**Required actions:**
A: Translate into Spanish this sentence from the testimony: "I prayed and fasted but salah (Muslim prayer) never calmed me and I never enjoyed Ramadan."
B: Answer these from the testimony:
(i) For how many years did the writer remain a devout practicing Muslim?
(ii) In which languages did the writer re-read the Quran?
(iii) What does the testimony say suhoor is?
C: Reproduce the passage of the testimony between "I still don’t" and "have left Islam.", inclusive.

Answering Islam - A Christian-Muslim dialog

Fatimah's Testimony

I still don’t know why I am writing my story. Maybe I want to be heard because in the real world I still can’t tell many people that I have left Islam.

I was born into a Muslim family and remained a devout practicing Muslim for 30 years. But then something happened nine years ago. It wasn’t an explosion, or a revelation. I was living in a Muslim country, surrounded by Muslims, leading a happy Muslim life. I didn’t need to start reading the history of Islam. But I did. And everything changed. It still took me nine years to realize that Islam can never be from God.

My quest for truth began when I first found out about the legality of raids and slavery in Islam. I started re-reading the Quran – this time in Arabic and English to find out what God really allowed and what He banned. I was disappointed. I read it several times. I read ahadith and commentaries and biographies of Muhammad. The more I read, the farther I grew from Islam. It came to a point where I prayed fervently and cried on my prayer mat beseeching Allah to guide me. At that time, I still believed that the Quran was from God.

I prayed and fasted but salah (Muslim prayer) never calmed me and I never enjoyed Ramadan. I know that salah is extremely calming for many Muslims and they really enjoy Ramadan. I say, good for them. But I also know Muslims who think that Islam is not as easy as people claim. It is highly ritualistic with some very frustrating rituals. You fart and your ablution is void. One has to do it all over again. If you fart while praying, you have to repeat the ablution and the prayer. If you have sex you have to shower as soon as possible so that you are ‘clean’ before next prayer. That cleansing shower has its own ritualistic steps. A woman having her period can’t even touch the Quran and in an orthodox culture like most Islamic cultures she can’t let her brothers and father know that she is on her period so even when she is not fasting she will wake up at four in the morning for suhoor (small breakfast before fasting in Ramadan) so that the men in the family don’t find out she is menstruating.

**Records:**
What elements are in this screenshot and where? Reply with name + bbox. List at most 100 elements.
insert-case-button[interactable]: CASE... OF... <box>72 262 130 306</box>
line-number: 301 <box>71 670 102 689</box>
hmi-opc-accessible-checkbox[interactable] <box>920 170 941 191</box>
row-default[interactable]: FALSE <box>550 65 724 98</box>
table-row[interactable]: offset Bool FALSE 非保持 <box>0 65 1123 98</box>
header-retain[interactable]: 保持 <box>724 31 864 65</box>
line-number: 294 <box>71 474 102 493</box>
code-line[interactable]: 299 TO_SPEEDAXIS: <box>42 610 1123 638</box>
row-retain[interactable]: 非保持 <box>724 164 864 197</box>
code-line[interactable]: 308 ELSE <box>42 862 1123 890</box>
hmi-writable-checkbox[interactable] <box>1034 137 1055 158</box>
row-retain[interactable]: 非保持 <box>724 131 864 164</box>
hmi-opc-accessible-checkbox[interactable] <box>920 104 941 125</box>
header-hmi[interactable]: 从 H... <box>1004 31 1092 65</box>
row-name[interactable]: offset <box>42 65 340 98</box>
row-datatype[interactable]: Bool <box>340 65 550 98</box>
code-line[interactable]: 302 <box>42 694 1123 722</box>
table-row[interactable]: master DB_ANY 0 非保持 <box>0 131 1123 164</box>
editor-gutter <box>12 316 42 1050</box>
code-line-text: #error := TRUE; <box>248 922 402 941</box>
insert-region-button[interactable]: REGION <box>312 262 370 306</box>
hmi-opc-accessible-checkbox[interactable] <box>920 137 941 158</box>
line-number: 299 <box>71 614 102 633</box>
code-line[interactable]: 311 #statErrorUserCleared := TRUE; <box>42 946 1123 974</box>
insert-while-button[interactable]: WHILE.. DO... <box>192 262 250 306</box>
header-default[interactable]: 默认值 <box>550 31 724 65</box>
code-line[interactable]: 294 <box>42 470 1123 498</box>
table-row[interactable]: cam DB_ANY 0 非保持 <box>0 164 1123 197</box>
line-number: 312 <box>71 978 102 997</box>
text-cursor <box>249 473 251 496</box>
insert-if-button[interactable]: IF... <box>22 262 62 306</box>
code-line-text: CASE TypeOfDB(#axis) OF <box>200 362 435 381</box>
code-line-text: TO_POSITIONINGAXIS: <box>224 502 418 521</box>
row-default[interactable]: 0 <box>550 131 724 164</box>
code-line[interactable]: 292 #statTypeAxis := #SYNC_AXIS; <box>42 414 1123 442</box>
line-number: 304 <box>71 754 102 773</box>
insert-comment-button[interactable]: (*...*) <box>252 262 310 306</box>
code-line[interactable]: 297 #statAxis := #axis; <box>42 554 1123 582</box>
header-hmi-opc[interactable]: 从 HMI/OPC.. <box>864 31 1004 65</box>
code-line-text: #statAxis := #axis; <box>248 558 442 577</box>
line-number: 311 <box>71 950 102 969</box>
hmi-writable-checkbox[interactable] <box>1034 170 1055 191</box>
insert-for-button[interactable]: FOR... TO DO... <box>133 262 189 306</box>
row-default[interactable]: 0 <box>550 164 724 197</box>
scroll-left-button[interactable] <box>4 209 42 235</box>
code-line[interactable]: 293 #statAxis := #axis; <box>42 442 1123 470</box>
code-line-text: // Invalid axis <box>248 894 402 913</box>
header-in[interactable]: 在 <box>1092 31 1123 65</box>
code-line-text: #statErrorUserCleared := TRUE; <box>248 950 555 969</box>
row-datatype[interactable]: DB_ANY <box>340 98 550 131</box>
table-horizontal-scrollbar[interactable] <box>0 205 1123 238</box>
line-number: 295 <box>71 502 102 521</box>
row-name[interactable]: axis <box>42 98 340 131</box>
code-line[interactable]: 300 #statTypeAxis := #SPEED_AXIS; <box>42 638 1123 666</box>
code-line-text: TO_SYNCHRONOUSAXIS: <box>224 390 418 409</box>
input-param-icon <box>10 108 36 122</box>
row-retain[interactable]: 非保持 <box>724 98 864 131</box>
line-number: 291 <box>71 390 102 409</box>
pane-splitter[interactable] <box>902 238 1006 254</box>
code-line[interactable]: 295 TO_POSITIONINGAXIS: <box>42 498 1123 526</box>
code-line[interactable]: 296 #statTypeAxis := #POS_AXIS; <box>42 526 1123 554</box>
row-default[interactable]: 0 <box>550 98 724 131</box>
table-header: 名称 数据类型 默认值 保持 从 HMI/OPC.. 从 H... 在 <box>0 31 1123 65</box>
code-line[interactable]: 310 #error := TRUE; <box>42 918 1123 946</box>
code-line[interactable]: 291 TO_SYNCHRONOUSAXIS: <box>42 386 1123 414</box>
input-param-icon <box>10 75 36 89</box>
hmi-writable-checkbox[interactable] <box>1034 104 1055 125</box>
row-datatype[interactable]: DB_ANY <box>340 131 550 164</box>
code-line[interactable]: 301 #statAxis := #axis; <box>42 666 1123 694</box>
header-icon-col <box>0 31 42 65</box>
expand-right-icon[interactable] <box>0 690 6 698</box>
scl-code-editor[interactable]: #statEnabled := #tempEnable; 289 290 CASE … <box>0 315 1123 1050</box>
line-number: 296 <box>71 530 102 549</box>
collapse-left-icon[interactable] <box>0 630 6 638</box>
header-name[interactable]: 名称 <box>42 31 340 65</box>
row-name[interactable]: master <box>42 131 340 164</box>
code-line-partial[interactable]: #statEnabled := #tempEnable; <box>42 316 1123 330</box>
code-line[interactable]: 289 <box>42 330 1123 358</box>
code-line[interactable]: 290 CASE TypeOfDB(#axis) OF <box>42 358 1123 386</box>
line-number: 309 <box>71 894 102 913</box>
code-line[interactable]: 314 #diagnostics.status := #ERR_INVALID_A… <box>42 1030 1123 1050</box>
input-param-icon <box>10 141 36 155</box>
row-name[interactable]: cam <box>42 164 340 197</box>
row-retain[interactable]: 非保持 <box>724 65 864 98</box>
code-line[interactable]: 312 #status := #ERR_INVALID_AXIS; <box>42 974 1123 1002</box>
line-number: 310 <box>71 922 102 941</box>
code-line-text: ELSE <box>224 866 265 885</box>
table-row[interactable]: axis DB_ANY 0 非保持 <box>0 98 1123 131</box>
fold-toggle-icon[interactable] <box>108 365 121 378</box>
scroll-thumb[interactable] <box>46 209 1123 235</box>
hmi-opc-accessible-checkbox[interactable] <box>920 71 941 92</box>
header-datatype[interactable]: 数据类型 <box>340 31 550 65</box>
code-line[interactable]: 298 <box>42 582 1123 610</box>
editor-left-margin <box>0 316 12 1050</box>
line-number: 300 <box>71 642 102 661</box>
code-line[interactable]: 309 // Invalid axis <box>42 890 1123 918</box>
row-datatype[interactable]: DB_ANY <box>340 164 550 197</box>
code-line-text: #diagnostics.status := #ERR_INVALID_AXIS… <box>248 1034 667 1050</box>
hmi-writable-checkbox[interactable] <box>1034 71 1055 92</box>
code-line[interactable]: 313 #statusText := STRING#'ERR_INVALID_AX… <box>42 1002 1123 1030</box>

**Solutions to the exercise:**
A: Recé y ayuné, pero el salah (la oración musulmana) nunca me calmó y nunca disfruté del Ramadán.

B:
(i) 30 years
(ii) Arabic and English
(iii) A small breakfast before fasting in Ramadan

C:
I still don’t know why I am writing my story. Maybe I want to be heard because in the real world I still can’t tell many people that I have left Islam.